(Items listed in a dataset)
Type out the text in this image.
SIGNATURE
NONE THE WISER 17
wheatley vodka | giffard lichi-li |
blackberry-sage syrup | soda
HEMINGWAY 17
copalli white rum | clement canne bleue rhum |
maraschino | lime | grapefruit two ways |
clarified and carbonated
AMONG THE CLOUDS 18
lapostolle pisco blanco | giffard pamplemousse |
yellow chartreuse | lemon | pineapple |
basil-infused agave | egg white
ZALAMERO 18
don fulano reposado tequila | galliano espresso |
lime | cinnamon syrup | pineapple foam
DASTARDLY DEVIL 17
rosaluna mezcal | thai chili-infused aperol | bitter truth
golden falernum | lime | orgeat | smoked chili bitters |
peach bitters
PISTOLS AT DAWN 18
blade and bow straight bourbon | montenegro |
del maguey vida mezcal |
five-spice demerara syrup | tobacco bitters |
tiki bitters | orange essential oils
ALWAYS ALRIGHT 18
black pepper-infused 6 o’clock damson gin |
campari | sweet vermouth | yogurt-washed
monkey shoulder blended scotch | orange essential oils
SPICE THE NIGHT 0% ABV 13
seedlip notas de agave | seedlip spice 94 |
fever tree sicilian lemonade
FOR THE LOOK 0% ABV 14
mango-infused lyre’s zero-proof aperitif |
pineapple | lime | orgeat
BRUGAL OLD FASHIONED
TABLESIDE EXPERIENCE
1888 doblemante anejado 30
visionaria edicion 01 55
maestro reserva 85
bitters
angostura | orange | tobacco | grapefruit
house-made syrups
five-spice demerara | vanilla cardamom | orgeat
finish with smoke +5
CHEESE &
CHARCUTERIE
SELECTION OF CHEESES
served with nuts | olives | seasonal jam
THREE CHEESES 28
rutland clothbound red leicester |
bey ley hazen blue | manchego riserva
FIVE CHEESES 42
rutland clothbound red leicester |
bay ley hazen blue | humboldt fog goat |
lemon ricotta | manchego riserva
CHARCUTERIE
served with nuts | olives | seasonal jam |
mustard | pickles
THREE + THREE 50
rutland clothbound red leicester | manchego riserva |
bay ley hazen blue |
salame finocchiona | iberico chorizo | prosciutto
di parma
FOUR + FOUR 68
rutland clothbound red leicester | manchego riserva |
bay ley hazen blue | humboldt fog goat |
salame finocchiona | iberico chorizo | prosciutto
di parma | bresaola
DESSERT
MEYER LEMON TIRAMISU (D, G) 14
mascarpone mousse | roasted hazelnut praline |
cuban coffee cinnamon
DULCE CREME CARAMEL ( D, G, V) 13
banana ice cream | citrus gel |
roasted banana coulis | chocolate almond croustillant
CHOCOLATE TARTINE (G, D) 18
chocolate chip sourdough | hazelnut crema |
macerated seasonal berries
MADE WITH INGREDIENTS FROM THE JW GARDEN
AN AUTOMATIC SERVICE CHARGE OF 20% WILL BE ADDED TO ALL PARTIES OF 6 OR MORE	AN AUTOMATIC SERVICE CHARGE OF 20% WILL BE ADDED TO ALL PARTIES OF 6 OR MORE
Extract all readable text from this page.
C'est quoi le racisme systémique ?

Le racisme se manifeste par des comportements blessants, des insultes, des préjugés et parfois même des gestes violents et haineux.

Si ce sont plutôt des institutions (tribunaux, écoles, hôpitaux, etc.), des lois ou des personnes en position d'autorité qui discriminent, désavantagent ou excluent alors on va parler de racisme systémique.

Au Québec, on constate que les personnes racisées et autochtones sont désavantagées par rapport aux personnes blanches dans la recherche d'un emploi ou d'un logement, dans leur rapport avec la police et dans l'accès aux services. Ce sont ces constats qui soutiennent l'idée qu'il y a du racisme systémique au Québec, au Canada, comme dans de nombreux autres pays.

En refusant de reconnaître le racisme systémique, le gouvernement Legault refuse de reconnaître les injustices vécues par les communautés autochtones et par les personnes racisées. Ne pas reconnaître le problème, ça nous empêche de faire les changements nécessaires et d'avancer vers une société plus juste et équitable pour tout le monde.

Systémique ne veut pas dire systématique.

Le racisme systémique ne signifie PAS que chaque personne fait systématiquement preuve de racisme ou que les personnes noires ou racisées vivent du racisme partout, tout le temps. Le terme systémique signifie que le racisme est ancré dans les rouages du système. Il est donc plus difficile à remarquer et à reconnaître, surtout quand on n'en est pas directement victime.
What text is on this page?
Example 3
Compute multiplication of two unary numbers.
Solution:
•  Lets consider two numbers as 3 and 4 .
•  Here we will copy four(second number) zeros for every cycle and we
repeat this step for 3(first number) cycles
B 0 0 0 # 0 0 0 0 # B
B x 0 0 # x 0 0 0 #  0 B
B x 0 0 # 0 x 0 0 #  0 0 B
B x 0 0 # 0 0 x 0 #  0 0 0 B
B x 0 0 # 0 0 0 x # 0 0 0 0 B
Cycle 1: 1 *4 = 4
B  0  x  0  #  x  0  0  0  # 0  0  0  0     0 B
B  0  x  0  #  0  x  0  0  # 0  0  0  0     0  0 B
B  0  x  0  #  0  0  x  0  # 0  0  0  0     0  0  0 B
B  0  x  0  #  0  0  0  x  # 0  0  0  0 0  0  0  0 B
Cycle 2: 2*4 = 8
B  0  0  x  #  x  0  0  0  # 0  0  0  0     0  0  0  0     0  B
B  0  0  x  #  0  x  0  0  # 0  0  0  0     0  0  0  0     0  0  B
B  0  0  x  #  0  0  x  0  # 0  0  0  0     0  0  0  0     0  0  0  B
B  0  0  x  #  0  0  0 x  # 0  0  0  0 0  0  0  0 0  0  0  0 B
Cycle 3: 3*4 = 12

Task instructions:
Take the lines above and print them exactly.

Complete response:
Type out the text in this image.
SIGNATURE
NONE THE WISER 17
wheatley vodka | giffard lichi-li |
blackberry-sage syrup | soda
HEMINGWAY 17
copalli white rum | clement canne bleue rhum |
maraschino | lime | grapefruit two ways |
clarified and carbonated
AMONG THE CLOUDS 18
lapostolle pisco blanco | giffard pamplemousse |
yellow chartreuse | lemon | pineapple |
basil-infused agave | egg white
ZALAMERO 18
don fulano reposado tequila | galliano espresso |
lime | cinnamon syrup | pineapple foam
DASTARDLY DEVIL 17
rosaluna mezcal | thai chili-infused aperol | bitter truth
golden falernum | lime | orgeat | smoked chili bitters |
peach bitters
PISTOLS AT DAWN 18
blade and bow straight bourbon | montenegro |
del maguey vida mezcal |
five-spice demerara syrup | tobacco bitters |
tiki bitters | orange essential oils
ALWAYS ALRIGHT 18
black pepper-infused 6 o’clock damson gin |
campari | sweet vermouth | yogurt-washed
monkey shoulder blended scotch | orange essential oils
SPICE THE NIGHT 0% ABV 13
seedlip notas de agave | seedlip spice 94 |
fever tree sicilian lemonade
FOR THE LOOK 0% ABV 14
mango-infused lyre’s zero-proof aperitif |
pineapple | lime | orgeat
BRUGAL OLD FASHIONED
TABLESIDE EXPERIENCE
1888 doblemante anejado 30
visionaria edicion 01 55
maestro reserva 85
bitters
angostura | orange | tobacco | grapefruit
house-made syrups
five-spice demerara | vanilla cardamom | orgeat
finish with smoke +5
CHEESE &
CHARCUTERIE
SELECTION OF CHEESES
served with nuts | olives | seasonal jam
THREE CHEESES 28
rutland clothbound red leicester |
bey ley hazen blue | manchego riserva
FIVE CHEESES 42
rutland clothbound red leicester |
bay ley hazen blue | humboldt fog goat |
lemon ricotta | manchego riserva
CHARCUTERIE
served with nuts | olives | seasonal jam |
mustard | pickles
THREE + THREE 50
rutland clothbound red leicester | manchego riserva |
bay ley hazen blue |
salame finocchiona | iberico chorizo | prosciutto
di parma
FOUR + FOUR 68
rutland clothbound red leicester | manchego riserva |
bay ley hazen blue | humboldt fog goat |
salame finocchiona | iberico chorizo | prosciutto
di parma | bresaola
DESSERT
MEYER LEMON TIRAMISU (D, G) 14
mascarpone mousse | roasted hazelnut praline |
cuban coffee cinnamon
DULCE CREME CARAMEL ( D, G, V) 13
banana ice cream | citrus gel |
roasted banana coulis | chocolate almond croustillant
CHOCOLATE TARTINE (G, D) 18
chocolate chip sourdough | hazelnut crema |
macerated seasonal berries
MADE WITH INGREDIENTS FROM THE JW GARDEN
AN AUTOMATIC SERVICE CHARGE OF 20% WILL BE ADDED TO ALL PARTIES OF 6 OR MORE	AN AUTOMATIC SERVICE CHARGE OF 20% WILL BE ADDED TO ALL PARTIES OF 6 OR MORE
Extract all readable text from this page.
C'est quoi le racisme systémique ?

Le racisme se manifeste par des comportements blessants, des insultes, des préjugés et parfois même des gestes violents et haineux.

Si ce sont plutôt des institutions (tribunaux, écoles, hôpitaux, etc.), des lois ou des personnes en position d'autorité qui discriminent, désavantagent ou excluent alors on va parler de racisme systémique.

Au Québec, on constate que les personnes racisées et autochtones sont désavantagées par rapport aux personnes blanches dans la recherche d'un emploi ou d'un logement, dans leur rapport avec la police et dans l'accès aux services. Ce sont ces constats qui soutiennent l'idée qu'il y a du racisme systémique au Québec, au Canada, comme dans de nombreux autres pays.

En refusant de reconnaître le racisme systémique, le gouvernement Legault refuse de reconnaître les injustices vécues par les communautés autochtones et par les personnes racisées. Ne pas reconnaître le problème, ça nous empêche de faire les changements nécessaires et d'avancer vers une société plus juste et équitable pour tout le monde.

Systémique ne veut pas dire systématique.

Le racisme systémique ne signifie PAS que chaque personne fait systématiquement preuve de racisme ou que les personnes noires ou racisées vivent du racisme partout, tout le temps. Le terme systémique signifie que le racisme est ancré dans les rouages du système. Il est donc plus difficile à remarquer et à reconnaître, surtout quand on n'en est pas directement victime.
What text is on this page?
Example 3
Compute multiplication of two unary numbers.
Solution:
•  Lets consider two numbers as 3 and 4 .
•  Here we will copy four(second number) zeros for every cycle and we
repeat this step for 3(first number) cycles
B 0 0 0 # 0 0 0 0 # B
B x 0 0 # x 0 0 0 #  0 B
B x 0 0 # 0 x 0 0 #  0 0 B
B x 0 0 # 0 0 x 0 #  0 0 0 B
B x 0 0 # 0 0 0 x # 0 0 0 0 B
Cycle 1: 1 *4 = 4
B  0  x  0  #  x  0  0  0  # 0  0  0  0     0 B
B  0  x  0  #  0  x  0  0  # 0  0  0  0     0  0 B
B  0  x  0  #  0  0  x  0  # 0  0  0  0     0  0  0 B
B  0  x  0  #  0  0  0  x  # 0  0  0  0 0  0  0  0 B
Cycle 2: 2*4 = 8
B  0  0  x  #  x  0  0  0  # 0  0  0  0     0  0  0  0     0  B
B  0  0  x  #  0  x  0  0  # 0  0  0  0     0  0  0  0     0  0  B
B  0  0  x  #  0  0  x  0  # 0  0  0  0     0  0  0  0     0  0  0  B
B  0  0  x  #  0  0  0 x  # 0  0  0  0 0  0  0  0 0  0  0  0 B
Cycle 3: 3*4 = 12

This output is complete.